[START OF TASK INPUTS]
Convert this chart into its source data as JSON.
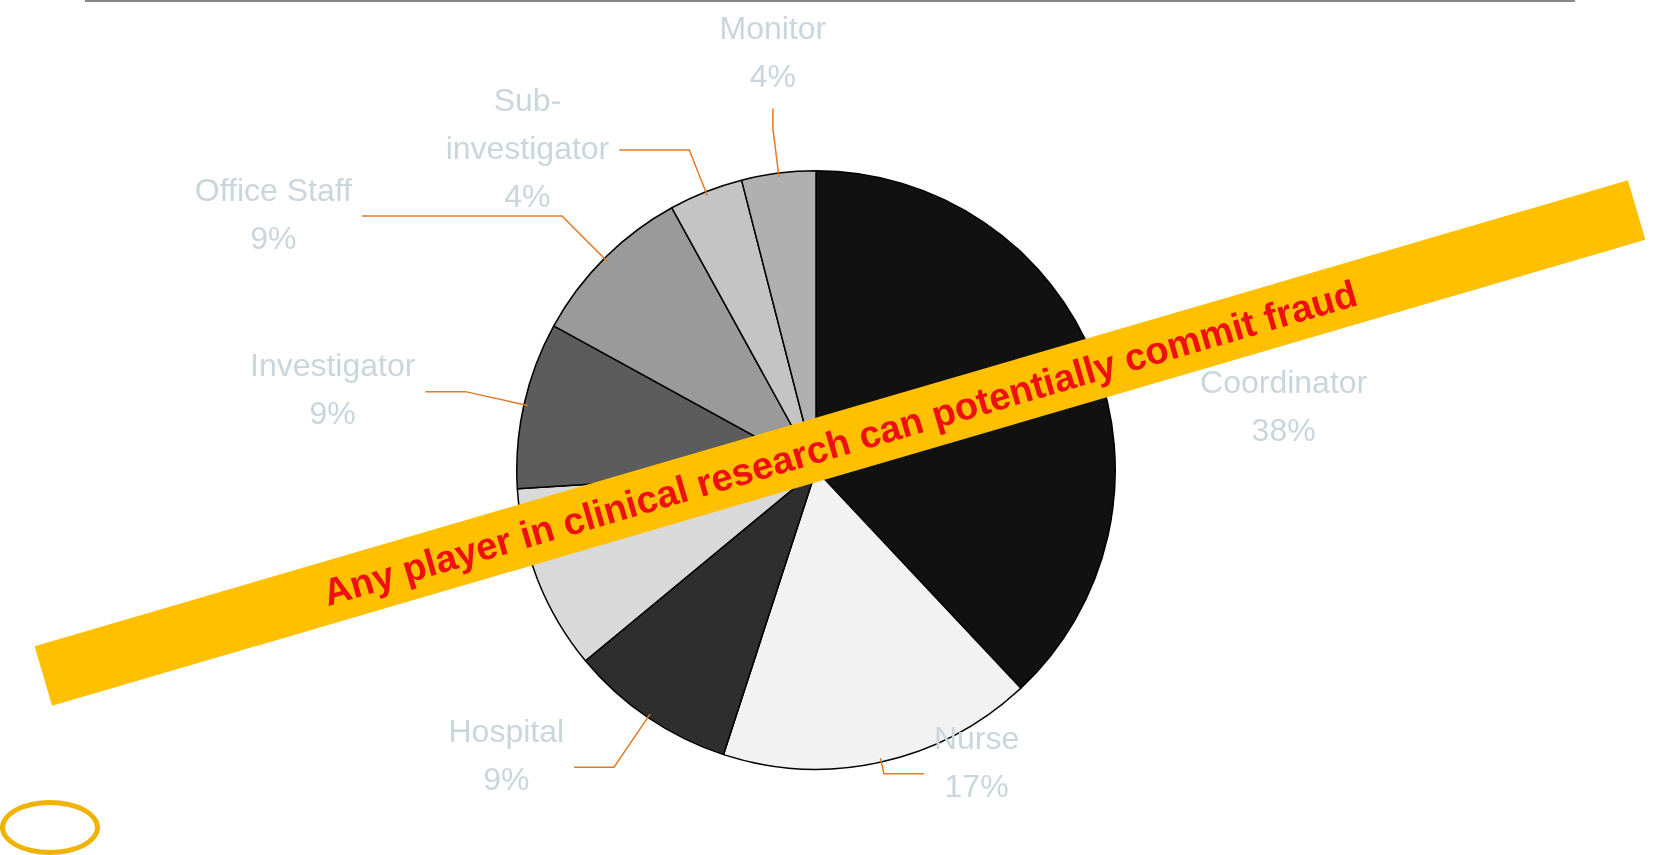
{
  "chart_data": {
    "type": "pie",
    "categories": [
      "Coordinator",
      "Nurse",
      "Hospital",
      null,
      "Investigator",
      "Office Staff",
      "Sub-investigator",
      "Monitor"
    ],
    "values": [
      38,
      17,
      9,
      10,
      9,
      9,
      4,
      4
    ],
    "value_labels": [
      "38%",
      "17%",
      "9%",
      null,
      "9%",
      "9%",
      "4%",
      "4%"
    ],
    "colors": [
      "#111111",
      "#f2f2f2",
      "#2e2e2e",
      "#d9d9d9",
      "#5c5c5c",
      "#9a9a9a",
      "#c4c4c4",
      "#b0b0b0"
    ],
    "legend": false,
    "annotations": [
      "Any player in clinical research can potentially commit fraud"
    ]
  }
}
[END OF TASK INPUTS]
> _TASK TO CARRY OUT_
Exclude all images and restate the records above word for word.

> _EXERCISE SOLUTION_
Convert this chart into its source data as JSON.
{
  "chart_data": {
    "type": "pie",
    "categories": [
      "Coordinator",
      "Nurse",
      "Hospital",
      null,
      "Investigator",
      "Office Staff",
      "Sub-investigator",
      "Monitor"
    ],
    "values": [
      38,
      17,
      9,
      10,
      9,
      9,
      4,
      4
    ],
    "value_labels": [
      "38%",
      "17%",
      "9%",
      null,
      "9%",
      "9%",
      "4%",
      "4%"
    ],
    "colors": [
      "#111111",
      "#f2f2f2",
      "#2e2e2e",
      "#d9d9d9",
      "#5c5c5c",
      "#9a9a9a",
      "#c4c4c4",
      "#b0b0b0"
    ],
    "legend": false,
    "annotations": [
      "Any player in clinical research can potentially commit fraud"
    ]
  }
}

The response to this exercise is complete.